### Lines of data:
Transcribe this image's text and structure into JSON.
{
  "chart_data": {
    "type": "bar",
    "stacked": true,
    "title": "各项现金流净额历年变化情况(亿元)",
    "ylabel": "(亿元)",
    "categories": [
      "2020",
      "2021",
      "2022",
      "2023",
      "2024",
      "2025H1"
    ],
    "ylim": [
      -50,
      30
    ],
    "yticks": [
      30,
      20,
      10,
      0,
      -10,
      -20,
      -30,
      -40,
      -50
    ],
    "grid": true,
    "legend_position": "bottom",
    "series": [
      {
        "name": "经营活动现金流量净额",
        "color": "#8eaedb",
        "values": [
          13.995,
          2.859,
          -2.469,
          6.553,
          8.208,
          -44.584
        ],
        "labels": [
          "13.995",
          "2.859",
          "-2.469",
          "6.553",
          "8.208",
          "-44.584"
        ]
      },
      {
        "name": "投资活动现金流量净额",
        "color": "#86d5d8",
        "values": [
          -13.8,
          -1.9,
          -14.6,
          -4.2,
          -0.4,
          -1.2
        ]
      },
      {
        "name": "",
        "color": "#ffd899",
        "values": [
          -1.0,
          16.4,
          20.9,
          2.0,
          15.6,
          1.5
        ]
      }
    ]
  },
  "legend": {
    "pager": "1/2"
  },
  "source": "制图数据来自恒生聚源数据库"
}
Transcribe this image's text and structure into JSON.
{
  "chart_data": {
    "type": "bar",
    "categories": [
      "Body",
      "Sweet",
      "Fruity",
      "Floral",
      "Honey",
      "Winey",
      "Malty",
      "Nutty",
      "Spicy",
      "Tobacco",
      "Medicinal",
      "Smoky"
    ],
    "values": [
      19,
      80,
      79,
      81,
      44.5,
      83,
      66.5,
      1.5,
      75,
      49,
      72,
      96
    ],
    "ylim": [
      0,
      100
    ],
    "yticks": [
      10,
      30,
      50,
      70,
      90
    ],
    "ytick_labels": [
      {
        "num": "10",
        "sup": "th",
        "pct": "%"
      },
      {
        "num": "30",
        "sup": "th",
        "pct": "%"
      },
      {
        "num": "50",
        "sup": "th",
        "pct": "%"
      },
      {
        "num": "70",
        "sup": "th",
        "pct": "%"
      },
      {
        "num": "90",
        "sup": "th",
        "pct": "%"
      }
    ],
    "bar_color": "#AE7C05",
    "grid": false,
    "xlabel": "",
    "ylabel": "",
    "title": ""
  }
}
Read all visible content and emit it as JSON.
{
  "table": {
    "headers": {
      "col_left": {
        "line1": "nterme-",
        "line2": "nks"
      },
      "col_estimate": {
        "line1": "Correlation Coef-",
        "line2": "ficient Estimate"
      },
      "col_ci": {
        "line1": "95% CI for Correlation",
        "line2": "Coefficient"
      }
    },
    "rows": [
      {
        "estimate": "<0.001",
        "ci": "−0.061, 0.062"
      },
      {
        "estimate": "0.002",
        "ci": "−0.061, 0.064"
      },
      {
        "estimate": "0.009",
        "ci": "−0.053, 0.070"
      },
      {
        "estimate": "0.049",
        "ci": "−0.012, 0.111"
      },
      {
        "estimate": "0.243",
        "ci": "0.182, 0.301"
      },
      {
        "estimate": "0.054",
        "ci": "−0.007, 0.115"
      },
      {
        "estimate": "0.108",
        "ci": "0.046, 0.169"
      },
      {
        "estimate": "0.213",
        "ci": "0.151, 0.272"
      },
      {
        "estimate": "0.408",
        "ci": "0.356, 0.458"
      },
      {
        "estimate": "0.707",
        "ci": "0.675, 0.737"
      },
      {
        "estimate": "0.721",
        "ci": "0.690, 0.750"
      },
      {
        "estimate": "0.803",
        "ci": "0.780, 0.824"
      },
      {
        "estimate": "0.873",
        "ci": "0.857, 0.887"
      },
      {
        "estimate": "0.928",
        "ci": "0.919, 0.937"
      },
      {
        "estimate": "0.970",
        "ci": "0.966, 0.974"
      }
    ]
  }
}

### TASK INSTRUCTIONS:
Each line of the listing above should be output exactly.

### COMPLETED EXERCISE:
Transcribe this image's text and structure into JSON.
{
  "chart_data": {
    "type": "bar",
    "stacked": true,
    "title": "各项现金流净额历年变化情况(亿元)",
    "ylabel": "(亿元)",
    "categories": [
      "2020",
      "2021",
      "2022",
      "2023",
      "2024",
      "2025H1"
    ],
    "ylim": [
      -50,
      30
    ],
    "yticks": [
      30,
      20,
      10,
      0,
      -10,
      -20,
      -30,
      -40,
      -50
    ],
    "grid": true,
    "legend_position": "bottom",
    "series": [
      {
        "name": "经营活动现金流量净额",
        "color": "#8eaedb",
        "values": [
          13.995,
          2.859,
          -2.469,
          6.553,
          8.208,
          -44.584
        ],
        "labels": [
          "13.995",
          "2.859",
          "-2.469",
          "6.553",
          "8.208",
          "-44.584"
        ]
      },
      {
        "name": "投资活动现金流量净额",
        "color": "#86d5d8",
        "values": [
          -13.8,
          -1.9,
          -14.6,
          -4.2,
          -0.4,
          -1.2
        ]
      },
      {
        "name": "",
        "color": "#ffd899",
        "values": [
          -1.0,
          16.4,
          20.9,
          2.0,
          15.6,
          1.5
        ]
      }
    ]
  },
  "legend": {
    "pager": "1/2"
  },
  "source": "制图数据来自恒生聚源数据库"
}
Transcribe this image's text and structure into JSON.
{
  "chart_data": {
    "type": "bar",
    "categories": [
      "Body",
      "Sweet",
      "Fruity",
      "Floral",
      "Honey",
      "Winey",
      "Malty",
      "Nutty",
      "Spicy",
      "Tobacco",
      "Medicinal",
      "Smoky"
    ],
    "values": [
      19,
      80,
      79,
      81,
      44.5,
      83,
      66.5,
      1.5,
      75,
      49,
      72,
      96
    ],
    "ylim": [
      0,
      100
    ],
    "yticks": [
      10,
      30,
      50,
      70,
      90
    ],
    "ytick_labels": [
      {
        "num": "10",
        "sup": "th",
        "pct": "%"
      },
      {
        "num": "30",
        "sup": "th",
        "pct": "%"
      },
      {
        "num": "50",
        "sup": "th",
        "pct": "%"
      },
      {
        "num": "70",
        "sup": "th",
        "pct": "%"
      },
      {
        "num": "90",
        "sup": "th",
        "pct": "%"
      }
    ],
    "bar_color": "#AE7C05",
    "grid": false,
    "xlabel": "",
    "ylabel": "",
    "title": ""
  }
}
Read all visible content and emit it as JSON.
{
  "table": {
    "headers": {
      "col_left": {
        "line1": "nterme-",
        "line2": "nks"
      },
      "col_estimate": {
        "line1": "Correlation Coef-",
        "line2": "ficient Estimate"
      },
      "col_ci": {
        "line1": "95% CI for Correlation",
        "line2": "Coefficient"
      }
    },
    "rows": [
      {
        "estimate": "<0.001",
        "ci": "−0.061, 0.062"
      },
      {
        "estimate": "0.002",
        "ci": "−0.061, 0.064"
      },
      {
        "estimate": "0.009",
        "ci": "−0.053, 0.070"
      },
      {
        "estimate": "0.049",
        "ci": "−0.012, 0.111"
      },
      {
        "estimate": "0.243",
        "ci": "0.182, 0.301"
      },
      {
        "estimate": "0.054",
        "ci": "−0.007, 0.115"
      },
      {
        "estimate": "0.108",
        "ci": "0.046, 0.169"
      },
      {
        "estimate": "0.213",
        "ci": "0.151, 0.272"
      },
      {
        "estimate": "0.408",
        "ci": "0.356, 0.458"
      },
      {
        "estimate": "0.707",
        "ci": "0.675, 0.737"
      },
      {
        "estimate": "0.721",
        "ci": "0.690, 0.750"
      },
      {
        "estimate": "0.803",
        "ci": "0.780, 0.824"
      },
      {
        "estimate": "0.873",
        "ci": "0.857, 0.887"
      },
      {
        "estimate": "0.928",
        "ci": "0.919, 0.937"
      },
      {
        "estimate": "0.970",
        "ci": "0.966, 0.974"
      }
    ]
  }
}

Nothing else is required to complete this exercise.